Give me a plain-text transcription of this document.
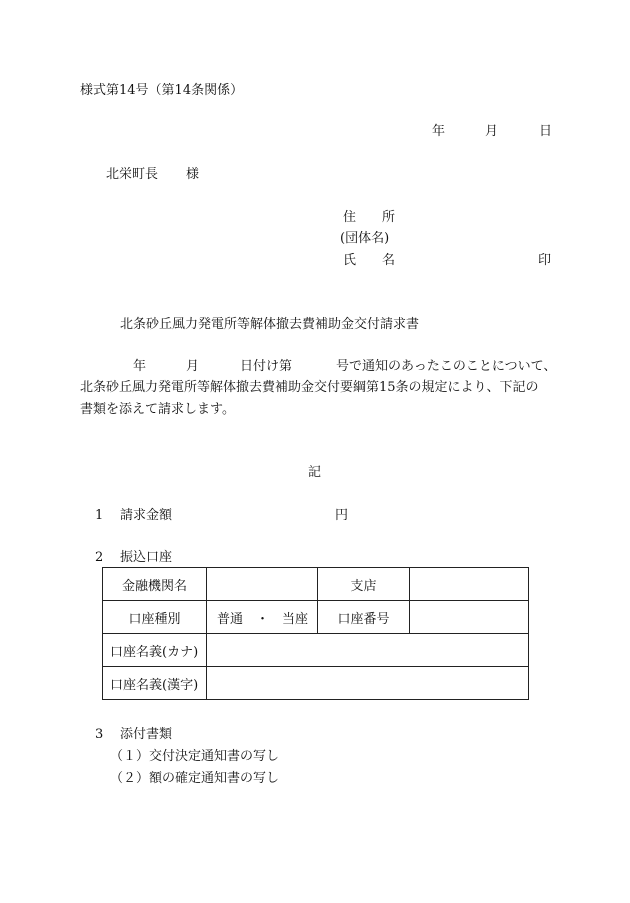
様式第14号（第14条関係）
年	月	日
北栄町長 様
住　　所
(団体名)
氏　　名	印
北条砂丘風力発電所等解体撤去費補助金交付請求書
年	月	日付け第	号で通知のあったこのことについて、
北条砂丘風力発電所等解体撤去費補助金交付要綱第15条の規定により、下記の
書類を添えて請求します。
記
1 請求金額	円
2 振込口座
金融機関名		支店	
口座種別	普通　・　当座	口座番号	
口座名義(カナ)			
口座名義(漢字)			
3 添付書類
（１）交付決定通知書の写し
（２）額の確定通知書の写し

━━━━━━━━━━━━━━━━

- **Problem to work on**
Set the pictures aside and transcribe the data above exactly.

- **Written solution**
Give me a plain-text transcription of this document.
様式第14号（第14条関係）
年	月	日
北栄町長 様
住　　所
(団体名)
氏　　名	印
北条砂丘風力発電所等解体撤去費補助金交付請求書
年	月	日付け第	号で通知のあったこのことについて、
北条砂丘風力発電所等解体撤去費補助金交付要綱第15条の規定により、下記の
書類を添えて請求します。
記
1 請求金額	円
2 振込口座
金融機関名		支店	
口座種別	普通　・　当座	口座番号	
口座名義(カナ)			
口座名義(漢字)			
3 添付書類
（１）交付決定通知書の写し
（２）額の確定通知書の写し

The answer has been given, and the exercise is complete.